◆ Exercise details:
In the post about running a 3D printer from a Raspberry Pi, change "micro computer" to "single-board computer" and give the section from "At work we do" to "wireless was plug’n’play." with that change.

* Start Passage given *

My current process to get prints loaded up is to pull the gcode from Cura, load it onto the SD and put it into the printer. Find the print and the card and off we go. Kind of a lot of overhead if I’m constantly making adjustments to the gcode and pulling the SD. The Ender3 also has a micro USB port (not mini….) so I could hook my desktop up right to the printer. But that seemed to messy to me. I can’t shutdown my PC during a print then and it’s more cables on the desk where I already have too many. So I decided to do the next best thing, hook it up to a micro computer.

The cake is a lie, it’s a Raspberry Pi

At work we do secret Santa and not really knowing what I wanted I asked for a Raspberry Pi. The Raspberry Pi is a micro computer that is perfect for fun little DIY tech projects. There is a number of different OS’s you can load them up with. The model I have has Ethernet, HDMI, 4 USB A, and enough CPU and RAM to run a web server. I also have a USB WiFi dongle, so making the Pi wireless was plug’n’play.

So I wanted my Pi to act as the main controller for the printer and I was trying to figure out how to get the two to talk. I came across Octoprint, an open source flavor of debian that runs on Raspberry Pi. It has 10s of 3D printer drivers pre-loaded and lets you monitor and control your printer remotely. Plus its extendable, with open hooks to integrate with 3rd party services aka triggers. It also has a plugin library where you can find additional modules to Octoprint. Exactly everything I was looking for! Instead of dealing with SD cards, now I just upload the gcode via Octoprints dashboard and hit print. Easy peasy!

* End Passage given *
* Start Given records *

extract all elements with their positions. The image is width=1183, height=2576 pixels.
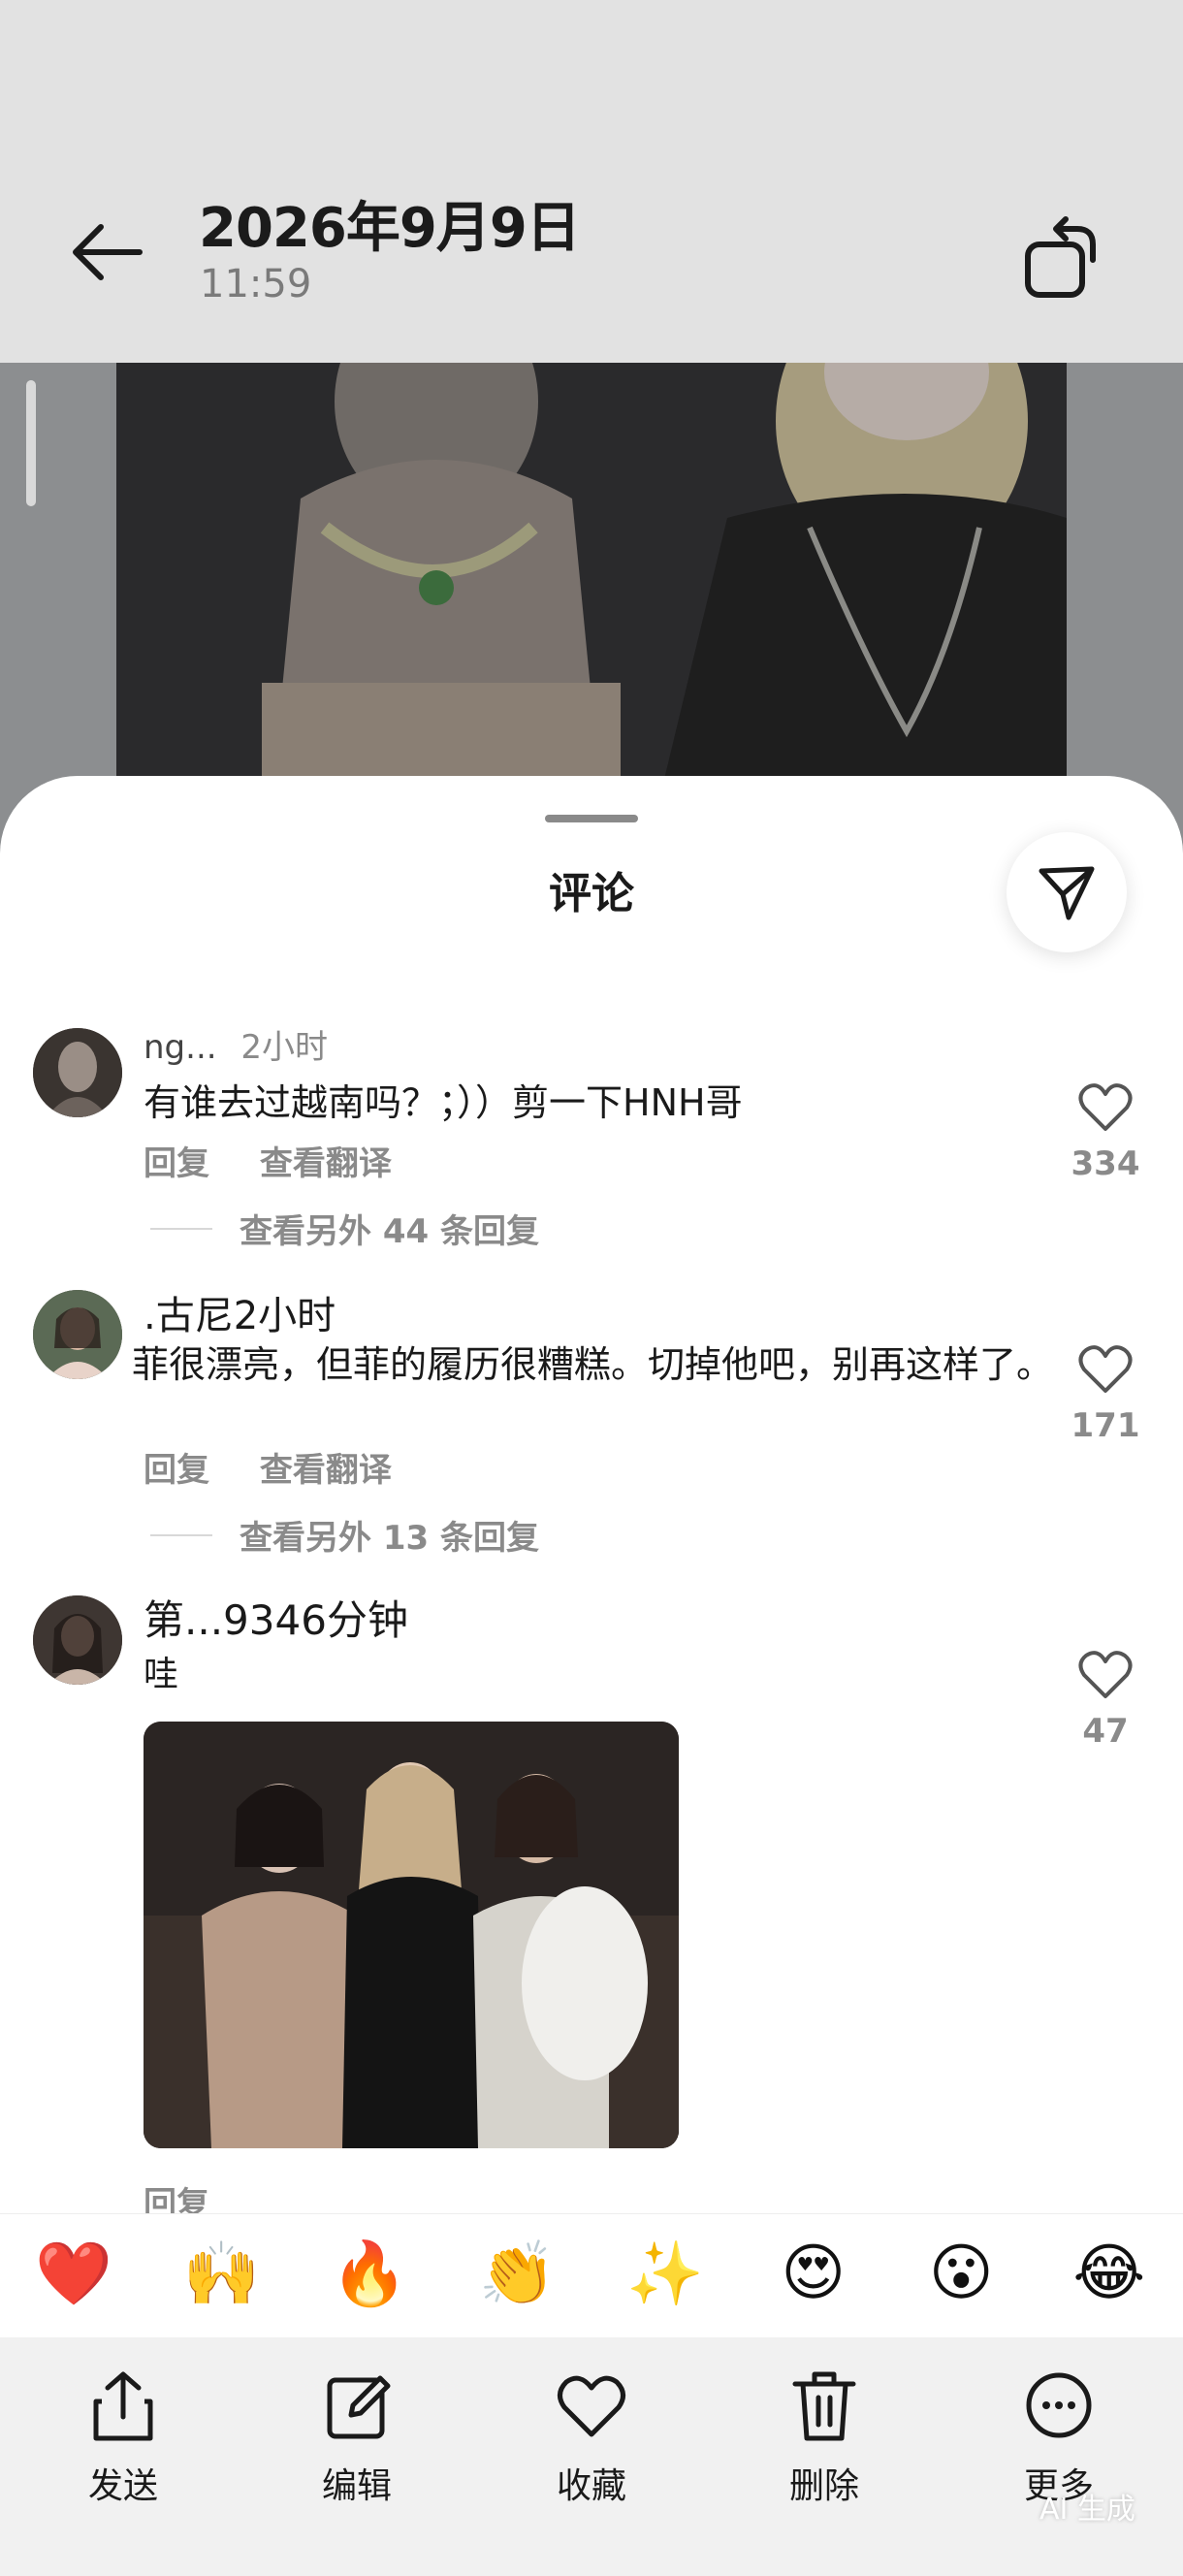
- author-name[interactable]: ng...: [144, 1028, 217, 1067]
- more-replies-label: 查看另外 13 条回复: [240, 1519, 539, 1558]
- more-replies-label: 查看另外 44 条回复: [240, 1212, 539, 1251]
- ai-generated-watermark: AI 生成: [1039, 2493, 1135, 2527]
- share-icon: [93, 2371, 153, 2441]
- send-icon: [1039, 866, 1095, 920]
- main-photo[interactable]: [116, 363, 1067, 799]
- translate-button[interactable]: 查看翻译: [260, 1144, 392, 1183]
- heart-outline-icon[interactable]: [1076, 1646, 1135, 1704]
- like-count: 47: [1082, 1712, 1129, 1751]
- drag-handle[interactable]: [545, 815, 638, 822]
- avatar[interactable]: [33, 1595, 122, 1685]
- trash-icon: [792, 2371, 856, 2441]
- translate-button[interactable]: 查看翻译: [260, 1451, 392, 1490]
- like-count: 334: [1071, 1144, 1140, 1183]
- reaction-bar: ❤️ 🙌 🔥 👏 ✨ 😍 😮 😂: [0, 2213, 1183, 2333]
- delete-tool-button[interactable]: 删除: [751, 2367, 897, 2508]
- view-more-replies[interactable]: 查看另外 44 条回复: [150, 1205, 539, 1252]
- send-tool-label: 发送: [87, 2466, 158, 2506]
- comment-actions: 回复 查看翻译: [144, 1137, 431, 1184]
- bottom-toolbar: 发送 编辑 收藏 删除 更多: [0, 2337, 1183, 2576]
- favorite-tool-label: 收藏: [556, 2466, 626, 2506]
- photo-date: 2026年9月9日: [199, 197, 581, 260]
- reaction-raised-hands[interactable]: 🙌: [178, 2238, 266, 2310]
- heart-outline-icon[interactable]: [1076, 1079, 1135, 1137]
- comment-image[interactable]: [144, 1722, 679, 2148]
- delete-tool-label: 删除: [788, 2466, 859, 2506]
- comment-text: 哇: [144, 1655, 179, 1694]
- photo-background: [0, 363, 1183, 848]
- photo-time: 11:59: [200, 262, 312, 306]
- reply-button[interactable]: 回复: [144, 1144, 209, 1183]
- comment-text: 菲很漂亮，但菲的履历很糟糕。切掉他吧，别再这样了。: [132, 1343, 1054, 1386]
- heart-outline-icon: [558, 2375, 625, 2437]
- send-button[interactable]: [1007, 832, 1127, 952]
- avatar[interactable]: [33, 1290, 122, 1379]
- comments-sheet: 评论 ng... 2小时 有谁去过越南吗？；））剪一下HNH哥 回复 查看翻译 …: [0, 776, 1183, 2337]
- scroll-indicator[interactable]: [26, 380, 36, 506]
- reaction-heart-eyes[interactable]: 😍: [770, 2238, 857, 2309]
- rotate-icon[interactable]: [1023, 215, 1101, 299]
- reply-button[interactable]: 回复: [144, 1451, 209, 1490]
- like-count: 171: [1071, 1406, 1140, 1445]
- reaction-heart[interactable]: ❤️: [30, 2238, 117, 2310]
- comment-actions: 回复 查看翻译: [144, 1443, 431, 1491]
- edit-tool-label: 编辑: [321, 2466, 392, 2506]
- send-tool-button[interactable]: 发送: [50, 2367, 196, 2508]
- reaction-laughing[interactable]: 😂: [1066, 2238, 1153, 2309]
- reaction-surprised[interactable]: 😮: [917, 2238, 1005, 2309]
- back-arrow-icon[interactable]: [68, 218, 145, 286]
- edit-icon: [327, 2375, 391, 2439]
- sheet-title: 评论: [549, 869, 634, 918]
- comment-time: 2小时: [240, 1028, 329, 1067]
- reaction-fire[interactable]: 🔥: [326, 2238, 413, 2310]
- comment-text: 有谁去过越南吗？；））剪一下HNH哥: [144, 1081, 743, 1124]
- comment-author[interactable]: ng... 2小时: [144, 1020, 328, 1068]
- favorite-tool-button[interactable]: 收藏: [519, 2367, 664, 2508]
- heart-outline-icon[interactable]: [1076, 1340, 1135, 1399]
- avatar[interactable]: [33, 1028, 122, 1117]
- reaction-sparkles[interactable]: ✨: [622, 2238, 709, 2310]
- more-icon: [1026, 2372, 1092, 2438]
- reaction-clap[interactable]: 👏: [474, 2238, 561, 2310]
- top-bar: 2026年9月9日 11:59: [0, 0, 1183, 363]
- view-more-replies[interactable]: 查看另外 13 条回复: [150, 1511, 539, 1559]
- comment-author[interactable]: 第...9346分钟: [144, 1588, 408, 1647]
- edit-tool-button[interactable]: 编辑: [284, 2367, 430, 2508]
- comment-author[interactable]: .古尼2小时: [144, 1284, 336, 1340]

* End Given records *

◆ Result of the exercise:
At work we do secret Santa and not really knowing what I wanted I asked for a Raspberry Pi. The Raspberry Pi is a single-board computer that is perfect for fun little DIY tech projects. There is a number of different OS’s you can load them up with. The model I have has Ethernet, HDMI, 4 USB A, and enough CPU and RAM to run a web server. I also have a USB WiFi dongle, so making the Pi wireless was plug’n’play.